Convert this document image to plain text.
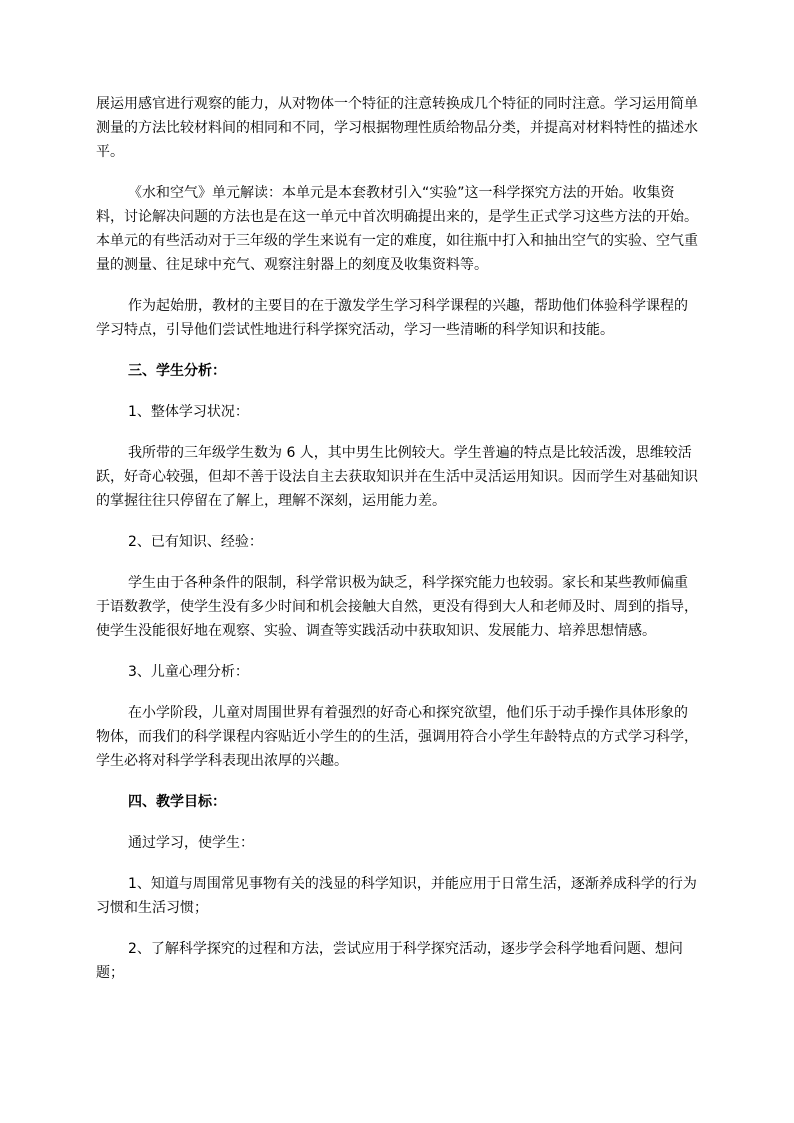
展运用感官进行观察的能力，从对物体一个特征的注意转换成几个特征的同时注意。学习运用简单测量的方法比较材料间的相同和不同，学习根据物理性质给物品分类，并提高对材料特性的描述水平。

《水和空气》单元解读：本单元是本套教材引入“实验”这一科学探究方法的开始。收集资料，讨论解决问题的方法也是在这一单元中首次明确提出来的，是学生正式学习这些方法的开始。本单元的有些活动对于三年级的学生来说有一定的难度，如往瓶中打入和抽出空气的实验、空气重量的测量、往足球中充气、观察注射器上的刻度及收集资料等。

作为起始册，教材的主要目的在于激发学生学习科学课程的兴趣，帮助他们体验科学课程的学习特点，引导他们尝试性地进行科学探究活动，学习一些清晰的科学知识和技能。

三、学生分析：

1、整体学习状况：

我所带的三年级学生数为 6 人，其中男生比例较大。学生普遍的特点是比较活泼，思维较活跃，好奇心较强，但却不善于设法自主去获取知识并在生活中灵活运用知识。因而学生对基础知识的掌握往往只停留在了解上，理解不深刻，运用能力差。

2、已有知识、经验：

学生由于各种条件的限制，科学常识极为缺乏，科学探究能力也较弱。家长和某些教师偏重于语数教学，使学生没有多少时间和机会接触大自然，更没有得到大人和老师及时、周到的指导，使学生没能很好地在观察、实验、调查等实践活动中获取知识、发展能力、培养思想情感。

3、儿童心理分析：

在小学阶段，儿童对周围世界有着强烈的好奇心和探究欲望，他们乐于动手操作具体形象的物体，而我们的科学课程内容贴近小学生的的生活，强调用符合小学生年龄特点的方式学习科学，学生必将对科学学科表现出浓厚的兴趣。

四、教学目标：

通过学习，使学生：

1、知道与周围常见事物有关的浅显的科学知识，并能应用于日常生活，逐渐养成科学的行为习惯和生活习惯；

2、了解科学探究的过程和方法，尝试应用于科学探究活动，逐步学会科学地看问题、想问题；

_What is being asked_
Print the records word for word and exclude any picture they hold.

_Answer to this problem_
Convert this document image to plain text.
展运用感官进行观察的能力，从对物体一个特征的注意转换成几个特征的同时注意。学习运用简单测量的方法比较材料间的相同和不同，学习根据物理性质给物品分类，并提高对材料特性的描述水平。

《水和空气》单元解读：本单元是本套教材引入“实验”这一科学探究方法的开始。收集资料，讨论解决问题的方法也是在这一单元中首次明确提出来的，是学生正式学习这些方法的开始。本单元的有些活动对于三年级的学生来说有一定的难度，如往瓶中打入和抽出空气的实验、空气重量的测量、往足球中充气、观察注射器上的刻度及收集资料等。

作为起始册，教材的主要目的在于激发学生学习科学课程的兴趣，帮助他们体验科学课程的学习特点，引导他们尝试性地进行科学探究活动，学习一些清晰的科学知识和技能。

三、学生分析：

1、整体学习状况：

我所带的三年级学生数为 6 人，其中男生比例较大。学生普遍的特点是比较活泼，思维较活跃，好奇心较强，但却不善于设法自主去获取知识并在生活中灵活运用知识。因而学生对基础知识的掌握往往只停留在了解上，理解不深刻，运用能力差。

2、已有知识、经验：

学生由于各种条件的限制，科学常识极为缺乏，科学探究能力也较弱。家长和某些教师偏重于语数教学，使学生没有多少时间和机会接触大自然，更没有得到大人和老师及时、周到的指导，使学生没能很好地在观察、实验、调查等实践活动中获取知识、发展能力、培养思想情感。

3、儿童心理分析：

在小学阶段，儿童对周围世界有着强烈的好奇心和探究欲望，他们乐于动手操作具体形象的物体，而我们的科学课程内容贴近小学生的的生活，强调用符合小学生年龄特点的方式学习科学，学生必将对科学学科表现出浓厚的兴趣。

四、教学目标：

通过学习，使学生：

1、知道与周围常见事物有关的浅显的科学知识，并能应用于日常生活，逐渐养成科学的行为习惯和生活习惯；

2、了解科学探究的过程和方法，尝试应用于科学探究活动，逐步学会科学地看问题、想问题；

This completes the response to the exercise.